REQUIRED TASK: Every line that holds "average" should be shown.

Saved entries:
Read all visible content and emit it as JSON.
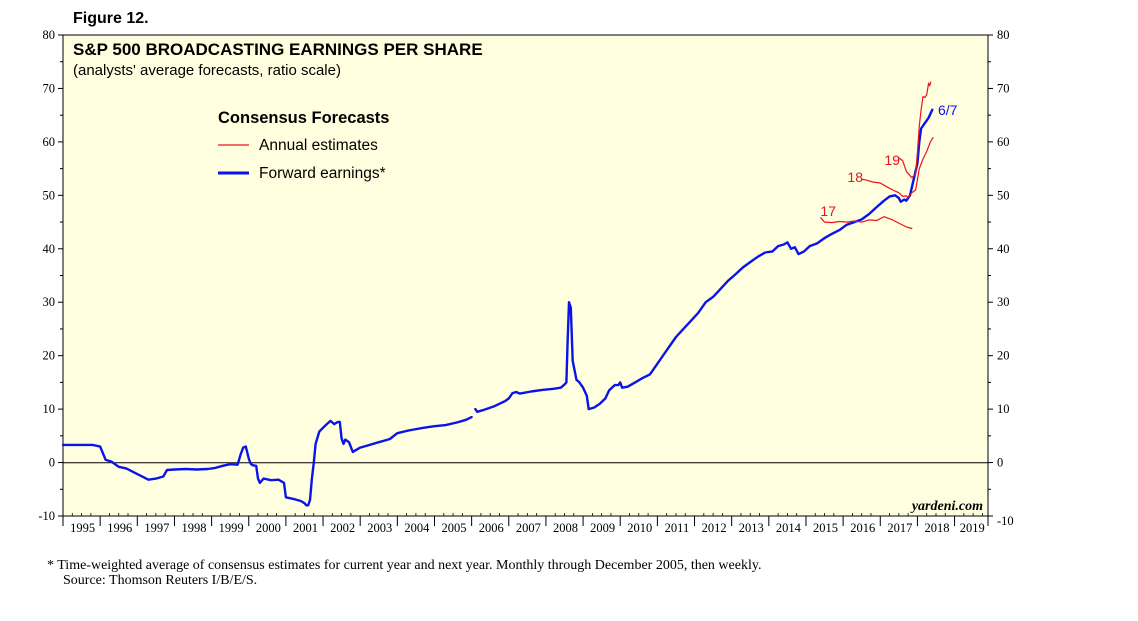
{
  "figure_label": "Figure 12.",
  "footnote_line1": "*  Time-weighted average of consensus estimates for current year and next year. Monthly through December 2005, then weekly.",
  "footnote_line2": "Source: Thomson Reuters I/B/E/S.",
  "watermark": "yardeni.com",
  "colors": {
    "plot_bg": "#ffffe0",
    "forward": "#0a14e6",
    "annual": "#e8141e",
    "axis": "#000000"
  },
  "chart_data": {
    "type": "line",
    "title": "S&P 500 BROADCASTING EARNINGS PER SHARE",
    "subtitle": "(analysts' average forecasts, ratio scale)",
    "xlabel": "",
    "ylabel": "",
    "xlim": [
      1995,
      2019.9
    ],
    "ylim": [
      -10,
      80
    ],
    "yticks": [
      -10,
      0,
      10,
      20,
      30,
      40,
      50,
      60,
      70,
      80
    ],
    "xtick_labels": [
      "1995",
      "1996",
      "1997",
      "1998",
      "1999",
      "2000",
      "2001",
      "2002",
      "2003",
      "2004",
      "2005",
      "2006",
      "2007",
      "2008",
      "2009",
      "2010",
      "2011",
      "2012",
      "2013",
      "2014",
      "2015",
      "2016",
      "2017",
      "2018",
      "2019"
    ],
    "legend": {
      "title": "Consensus Forecasts",
      "placement": "top-left",
      "entries": [
        "Annual estimates",
        "Forward earnings*"
      ]
    },
    "end_label": "6/7",
    "series": [
      {
        "name": "Forward earnings*",
        "points": [
          [
            1995.0,
            3.3
          ],
          [
            1995.5,
            3.3
          ],
          [
            1995.8,
            3.3
          ],
          [
            1996.0,
            3.0
          ],
          [
            1996.15,
            0.5
          ],
          [
            1996.3,
            0.2
          ],
          [
            1996.5,
            -0.8
          ],
          [
            1996.7,
            -1.1
          ],
          [
            1996.9,
            -1.8
          ],
          [
            1997.1,
            -2.5
          ],
          [
            1997.3,
            -3.2
          ],
          [
            1997.5,
            -3.0
          ],
          [
            1997.7,
            -2.6
          ],
          [
            1997.8,
            -1.4
          ],
          [
            1998.0,
            -1.3
          ],
          [
            1998.3,
            -1.2
          ],
          [
            1998.6,
            -1.3
          ],
          [
            1998.9,
            -1.2
          ],
          [
            1999.1,
            -1.0
          ],
          [
            1999.3,
            -0.6
          ],
          [
            1999.5,
            -0.3
          ],
          [
            1999.7,
            -0.4
          ],
          [
            1999.78,
            1.5
          ],
          [
            1999.85,
            2.8
          ],
          [
            1999.92,
            3.0
          ],
          [
            2000.0,
            0.8
          ],
          [
            2000.05,
            -0.2
          ],
          [
            2000.1,
            -0.5
          ],
          [
            2000.2,
            -0.6
          ],
          [
            2000.25,
            -3.0
          ],
          [
            2000.3,
            -3.8
          ],
          [
            2000.4,
            -3.0
          ],
          [
            2000.6,
            -3.3
          ],
          [
            2000.8,
            -3.2
          ],
          [
            2000.95,
            -3.8
          ],
          [
            2001.0,
            -6.5
          ],
          [
            2001.2,
            -6.8
          ],
          [
            2001.4,
            -7.2
          ],
          [
            2001.5,
            -7.6
          ],
          [
            2001.55,
            -8.0
          ],
          [
            2001.6,
            -8.0
          ],
          [
            2001.65,
            -7.0
          ],
          [
            2001.7,
            -3.0
          ],
          [
            2001.75,
            0.0
          ],
          [
            2001.8,
            3.5
          ],
          [
            2001.9,
            5.8
          ],
          [
            2002.0,
            6.5
          ],
          [
            2002.1,
            7.2
          ],
          [
            2002.2,
            7.8
          ],
          [
            2002.3,
            7.2
          ],
          [
            2002.4,
            7.6
          ],
          [
            2002.45,
            7.6
          ],
          [
            2002.5,
            4.5
          ],
          [
            2002.55,
            3.5
          ],
          [
            2002.6,
            4.3
          ],
          [
            2002.7,
            3.8
          ],
          [
            2002.8,
            2.0
          ],
          [
            2003.0,
            2.8
          ],
          [
            2003.2,
            3.2
          ],
          [
            2003.5,
            3.8
          ],
          [
            2003.8,
            4.4
          ],
          [
            2004.0,
            5.5
          ],
          [
            2004.3,
            6.0
          ],
          [
            2004.7,
            6.5
          ],
          [
            2005.0,
            6.8
          ],
          [
            2005.3,
            7.0
          ],
          [
            2005.6,
            7.5
          ],
          [
            2005.85,
            8.0
          ],
          [
            2006.0,
            8.5
          ]
        ]
      },
      {
        "name": "Forward earnings* (weekly)",
        "points": [
          [
            2006.1,
            10.0
          ],
          [
            2006.15,
            9.5
          ],
          [
            2006.3,
            9.8
          ],
          [
            2006.6,
            10.5
          ],
          [
            2006.9,
            11.5
          ],
          [
            2007.0,
            12.0
          ],
          [
            2007.1,
            13.0
          ],
          [
            2007.2,
            13.2
          ],
          [
            2007.3,
            12.9
          ],
          [
            2007.6,
            13.3
          ],
          [
            2007.9,
            13.6
          ],
          [
            2008.2,
            13.8
          ],
          [
            2008.4,
            14.0
          ],
          [
            2008.5,
            14.6
          ],
          [
            2008.55,
            15.0
          ],
          [
            2008.58,
            22.0
          ],
          [
            2008.62,
            30.0
          ],
          [
            2008.67,
            29.0
          ],
          [
            2008.72,
            19.0
          ],
          [
            2008.78,
            17.0
          ],
          [
            2008.82,
            15.5
          ],
          [
            2008.9,
            15.0
          ],
          [
            2009.0,
            14.0
          ],
          [
            2009.1,
            12.5
          ],
          [
            2009.15,
            10.0
          ],
          [
            2009.3,
            10.3
          ],
          [
            2009.45,
            11.0
          ],
          [
            2009.6,
            12.0
          ],
          [
            2009.7,
            13.5
          ],
          [
            2009.85,
            14.5
          ],
          [
            2009.95,
            14.5
          ],
          [
            2010.0,
            15.0
          ],
          [
            2010.05,
            14.0
          ],
          [
            2010.2,
            14.2
          ],
          [
            2010.4,
            15.0
          ],
          [
            2010.6,
            15.8
          ],
          [
            2010.8,
            16.5
          ],
          [
            2011.0,
            18.5
          ],
          [
            2011.2,
            20.5
          ],
          [
            2011.35,
            22.0
          ],
          [
            2011.5,
            23.5
          ],
          [
            2011.7,
            25.0
          ],
          [
            2011.9,
            26.5
          ],
          [
            2012.1,
            28.0
          ],
          [
            2012.3,
            30.0
          ],
          [
            2012.5,
            31.0
          ],
          [
            2012.7,
            32.5
          ],
          [
            2012.9,
            34.0
          ],
          [
            2013.1,
            35.2
          ],
          [
            2013.3,
            36.5
          ],
          [
            2013.5,
            37.5
          ],
          [
            2013.7,
            38.5
          ],
          [
            2013.9,
            39.3
          ],
          [
            2014.1,
            39.5
          ],
          [
            2014.25,
            40.5
          ],
          [
            2014.4,
            40.8
          ],
          [
            2014.5,
            41.2
          ],
          [
            2014.6,
            40.0
          ],
          [
            2014.7,
            40.3
          ],
          [
            2014.8,
            39.0
          ],
          [
            2014.95,
            39.5
          ],
          [
            2015.1,
            40.5
          ],
          [
            2015.3,
            41.0
          ],
          [
            2015.5,
            42.0
          ],
          [
            2015.7,
            42.8
          ],
          [
            2015.9,
            43.5
          ],
          [
            2016.1,
            44.5
          ],
          [
            2016.3,
            45.0
          ],
          [
            2016.5,
            45.5
          ],
          [
            2016.7,
            46.5
          ],
          [
            2016.9,
            47.8
          ],
          [
            2017.1,
            49.0
          ],
          [
            2017.25,
            49.8
          ],
          [
            2017.4,
            50.0
          ],
          [
            2017.5,
            49.5
          ],
          [
            2017.55,
            48.8
          ],
          [
            2017.65,
            49.2
          ],
          [
            2017.7,
            49.0
          ],
          [
            2017.8,
            50.0
          ],
          [
            2017.9,
            53.0
          ],
          [
            2018.0,
            56.0
          ],
          [
            2018.05,
            60.0
          ],
          [
            2018.1,
            62.5
          ],
          [
            2018.2,
            63.5
          ],
          [
            2018.3,
            64.5
          ],
          [
            2018.4,
            66.0
          ]
        ]
      },
      {
        "name": "Annual estimates 17",
        "label": "17",
        "points": [
          [
            2015.4,
            45.8
          ],
          [
            2015.5,
            45.0
          ],
          [
            2015.7,
            44.9
          ],
          [
            2015.9,
            45.1
          ],
          [
            2016.1,
            45.0
          ],
          [
            2016.3,
            45.2
          ],
          [
            2016.5,
            45.0
          ],
          [
            2016.7,
            45.4
          ],
          [
            2016.9,
            45.3
          ],
          [
            2017.1,
            46.0
          ],
          [
            2017.3,
            45.5
          ],
          [
            2017.5,
            44.8
          ],
          [
            2017.7,
            44.1
          ],
          [
            2017.85,
            43.8
          ]
        ]
      },
      {
        "name": "Annual estimates 18",
        "label": "18",
        "points": [
          [
            2016.5,
            53.0
          ],
          [
            2016.6,
            52.9
          ],
          [
            2016.8,
            52.5
          ],
          [
            2017.0,
            52.3
          ],
          [
            2017.2,
            51.5
          ],
          [
            2017.4,
            50.8
          ],
          [
            2017.5,
            50.5
          ],
          [
            2017.6,
            49.8
          ],
          [
            2017.7,
            49.9
          ],
          [
            2017.75,
            49.6
          ],
          [
            2017.85,
            50.5
          ],
          [
            2017.95,
            51.0
          ],
          [
            2018.05,
            55.0
          ],
          [
            2018.15,
            56.8
          ],
          [
            2018.25,
            58.2
          ],
          [
            2018.35,
            60.0
          ],
          [
            2018.42,
            60.8
          ]
        ]
      },
      {
        "name": "Annual estimates 19",
        "label": "19",
        "points": [
          [
            2017.5,
            57.0
          ],
          [
            2017.6,
            56.5
          ],
          [
            2017.7,
            54.5
          ],
          [
            2017.85,
            53.3
          ],
          [
            2017.95,
            54.0
          ],
          [
            2018.0,
            58.0
          ],
          [
            2018.05,
            63.0
          ],
          [
            2018.1,
            66.0
          ],
          [
            2018.15,
            68.5
          ],
          [
            2018.2,
            68.3
          ],
          [
            2018.25,
            68.8
          ],
          [
            2018.3,
            71.0
          ],
          [
            2018.33,
            70.5
          ],
          [
            2018.36,
            71.2
          ]
        ]
      }
    ]
  }
}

OUTPUT FOR THIS TASK:
  "footnote_line1": "*  Time-weighted average of consensus estimates for current year and next year. Monthly through December 2005, then weekly.",
    "subtitle": "(analysts' average forecasts, ratio scale)",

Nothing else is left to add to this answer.